### MATERIAL PROVIDED
== == ==

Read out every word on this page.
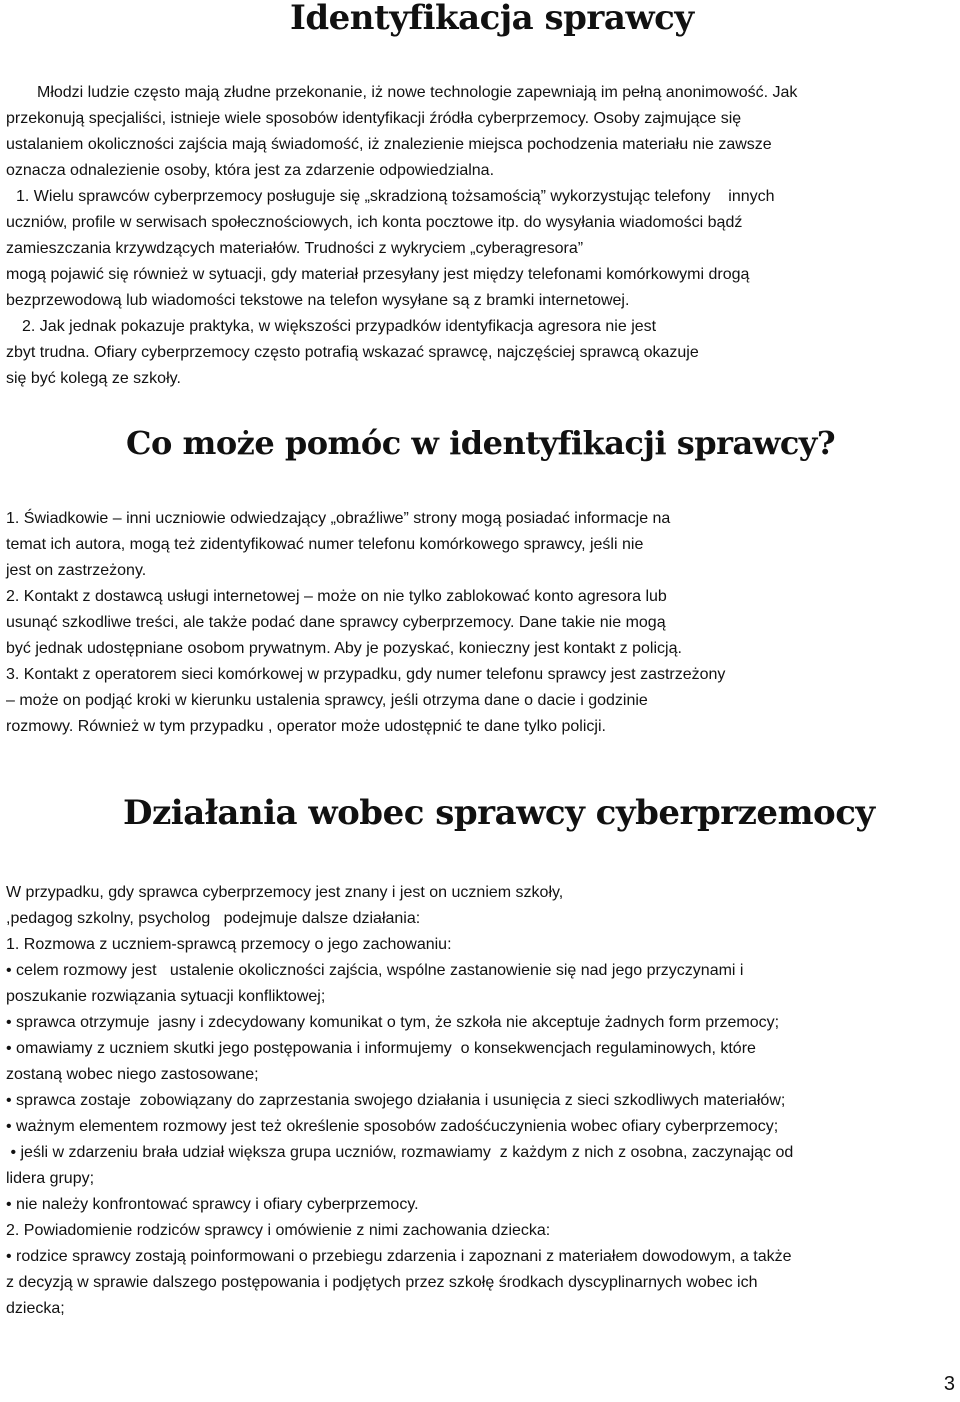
Identyfikacja sprawcy
Młodzi ludzie często mają złudne przekonanie, iż nowe technologie zapewniają im pełną anonimowość. Jak
przekonują specjaliści, istnieje wiele sposobów identyfikacji źródła cyberprzemocy. Osoby zajmujące się
ustalaniem okoliczności zajścia mają świadomość, iż znalezienie miejsca pochodzenia materiału nie zawsze
oznacza odnalezienie osoby, która jest za zdarzenie odpowiedzialna.
1. Wielu sprawców cyberprzemocy posługuje się „skradzioną tożsamością” wykorzystując telefony    innych
uczniów, profile w serwisach społecznościowych, ich konta pocztowe itp. do wysyłania wiadomości bądź
zamieszczania krzywdzących materiałów. Trudności z wykryciem „cyberagresora”
mogą pojawić się również w sytuacji, gdy materiał przesyłany jest między telefonami komórkowymi drogą
bezprzewodową lub wiadomości tekstowe na telefon wysyłane są z bramki internetowej.
2. Jak jednak pokazuje praktyka, w większości przypadków identyfikacja agresora nie jest
zbyt trudna. Ofiary cyberprzemocy często potrafią wskazać sprawcę, najczęściej sprawcą okazuje
się być kolegą ze szkoły.
Co może pomóc w identyfikacji sprawcy?
1. Świadkowie – inni uczniowie odwiedzający „obraźliwe” strony mogą posiadać informacje na
temat ich autora, mogą też zidentyfikować numer telefonu komórkowego sprawcy, jeśli nie
jest on zastrzeżony.
2. Kontakt z dostawcą usługi internetowej – może on nie tylko zablokować konto agresora lub
usunąć szkodliwe treści, ale także podać dane sprawcy cyberprzemocy. Dane takie nie mogą
być jednak udostępniane osobom prywatnym. Aby je pozyskać, konieczny jest kontakt z policją.
3. Kontakt z operatorem sieci komórkowej w przypadku, gdy numer telefonu sprawcy jest zastrzeżony
– może on podjąć kroki w kierunku ustalenia sprawcy, jeśli otrzyma dane o dacie i godzinie
rozmowy. Również w tym przypadku , operator może udostępnić te dane tylko policji.
Działania wobec sprawcy cyberprzemocy
W przypadku, gdy sprawca cyberprzemocy jest znany i jest on uczniem szkoły,
,pedagog szkolny, psycholog   podejmuje dalsze działania:
1. Rozmowa z uczniem-sprawcą przemocy o jego zachowaniu:
• celem rozmowy jest   ustalenie okoliczności zajścia, wspólne zastanowienie się nad jego przyczynami i
poszukanie rozwiązania sytuacji konfliktowej;
• sprawca otrzymuje  jasny i zdecydowany komunikat o tym, że szkoła nie akceptuje żadnych form przemocy;
• omawiamy z uczniem skutki jego postępowania i informujemy  o konsekwencjach regulaminowych, które
zostaną wobec niego zastosowane;
• sprawca zostaje  zobowiązany do zaprzestania swojego działania i usunięcia z sieci szkodliwych materiałów;
• ważnym elementem rozmowy jest też określenie sposobów zadośćuczynienia wobec ofiary cyberprzemocy;
• jeśli w zdarzeniu brała udział większa grupa uczniów, rozmawiamy  z każdym z nich z osobna, zaczynając od
lidera grupy;
• nie należy konfrontować sprawcy i ofiary cyberprzemocy.
2. Powiadomienie rodziców sprawcy i omówienie z nimi zachowania dziecka:
• rodzice sprawcy zostają poinformowani o przebiegu zdarzenia i zapoznani z materiałem dowodowym, a także
z decyzją w sprawie dalszego postępowania i podjętych przez szkołę środkach dyscyplinarnych wobec ich
dziecka;
3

== == ==

### DIRECTIONS
Copy and report every line where the word "jeśli" is present.

### TASK OUTPUT
temat ich autora, mogą też zidentyfikować numer telefonu komórkowego sprawcy, jeśli nie
– może on podjąć kroki w kierunku ustalenia sprawcy, jeśli otrzyma dane o dacie i godzinie
• jeśli w zdarzeniu brała udział większa grupa uczniów, rozmawiamy  z każdym z nich z osobna, zaczynając od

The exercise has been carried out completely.